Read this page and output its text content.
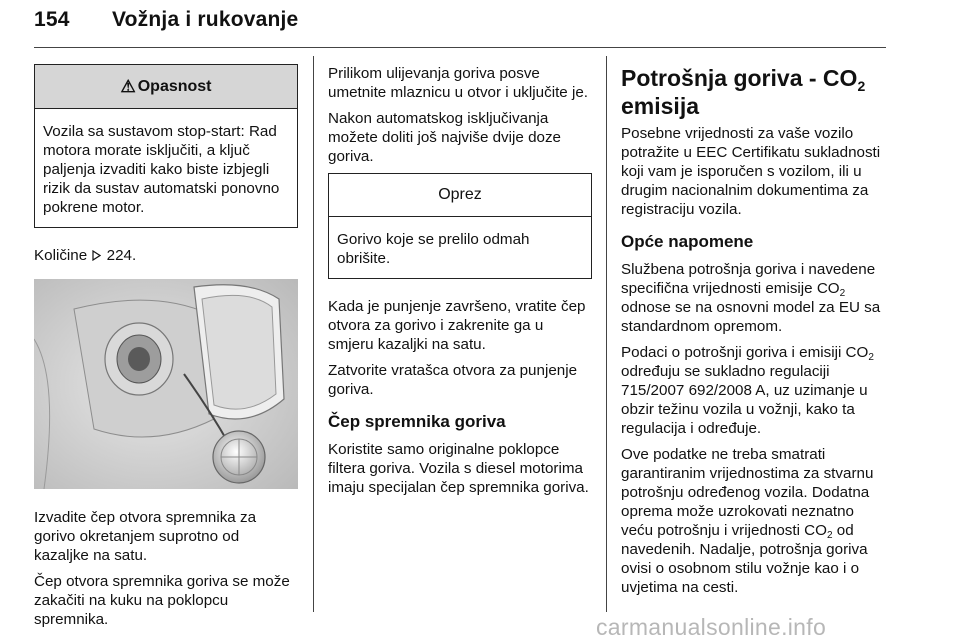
154 Vožnja i rukovanje
⚠ Opasnost
Vozila sa sustavom stop-start: Rad motora morate isključiti, a ključ paljenja izvaditi kako biste izbjegli rizik da sustav automatski ponovno pokrene motor.

Količine 224.

Izvadite čep otvora spremnika za gorivo okretanjem suprotno od kazaljke na satu.

Čep otvora spremnika goriva se može zakačiti na kuku na poklopcu spremnika.

Prilikom ulijevanja goriva posve umetnite mlaznicu u otvor i uključite je.

Nakon automatskog isključivanja možete doliti još najviše dvije doze goriva.

Oprez
Gorivo koje se prelilo odmah obrišite.

Kada je punjenje završeno, vratite čep otvora za gorivo i zakrenite ga u smjeru kazaljki na satu.

Zatvorite vratašca otvora za punjenje goriva.

Čep spremnika goriva

Koristite samo originalne poklopce filtera goriva. Vozila s diesel motorima imaju specijalan čep spremnika goriva.

Potrošnja goriva - $CO_2$
emisija

Posebne vrijednosti za vaše vozilo potražite u EEC Certifikatu sukladnosti koji vam je isporučen s vozilom, ili u drugim nacionalnim dokumentima za registraciju vozila.

Opće napomene

Službena potrošnja goriva i navedene specifična vrijednosti emisije $CO_2$ odnose se na osnovni model za EU sa standardnom opremom.

Podaci o potrošnji goriva i emisiji $CO_2$ određuju se sukladno regulaciji 715/2007 692/2008 A, uz uzimanje u obzir težinu vozila u vožnji, kako ta regulacija i određuje.

Ove podatke ne treba smatrati garantiranim vrijednostima za stvarnu potrošnju određenog vozila. Dodatna oprema može uzrokovati neznatno veću potrošnju i vrijednosti $CO_2$ od navedenih. Nadalje, potrošnja goriva ovisi o osobnom stilu vožnje kao i o uvjetima na cesti.

carmanualsonline.info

***

Without the pictures, write out the whole listing above exactly as it appears.

Read this page and output its text content.
154 Vožnja i rukovanje
⚠ Opasnost
Vozila sa sustavom stop-start: Rad motora morate isključiti, a ključ paljenja izvaditi kako biste izbjegli rizik da sustav automatski ponovno pokrene motor.

Količine 224.

Izvadite čep otvora spremnika za gorivo okretanjem suprotno od kazaljke na satu.

Čep otvora spremnika goriva se može zakačiti na kuku na poklopcu spremnika.

Prilikom ulijevanja goriva posve umetnite mlaznicu u otvor i uključite je.

Nakon automatskog isključivanja možete doliti još najviše dvije doze goriva.

Oprez
Gorivo koje se prelilo odmah obrišite.

Kada je punjenje završeno, vratite čep otvora za gorivo i zakrenite ga u smjeru kazaljki na satu.

Zatvorite vratašca otvora za punjenje goriva.

Čep spremnika goriva

Koristite samo originalne poklopce filtera goriva. Vozila s diesel motorima imaju specijalan čep spremnika goriva.

Potrošnja goriva - $CO_2$
emisija

Posebne vrijednosti za vaše vozilo potražite u EEC Certifikatu sukladnosti koji vam je isporučen s vozilom, ili u drugim nacionalnim dokumentima za registraciju vozila.

Opće napomene

Službena potrošnja goriva i navedene specifična vrijednosti emisije $CO_2$ odnose se na osnovni model za EU sa standardnom opremom.

Podaci o potrošnji goriva i emisiji $CO_2$ određuju se sukladno regulaciji 715/2007 692/2008 A, uz uzimanje u obzir težinu vozila u vožnji, kako ta regulacija i određuje.

Ove podatke ne treba smatrati garantiranim vrijednostima za stvarnu potrošnju određenog vozila. Dodatna oprema može uzrokovati neznatno veću potrošnju i vrijednosti $CO_2$ od navedenih. Nadalje, potrošnja goriva ovisi o osobnom stilu vožnje kao i o uvjetima na cesti.

carmanualsonline.info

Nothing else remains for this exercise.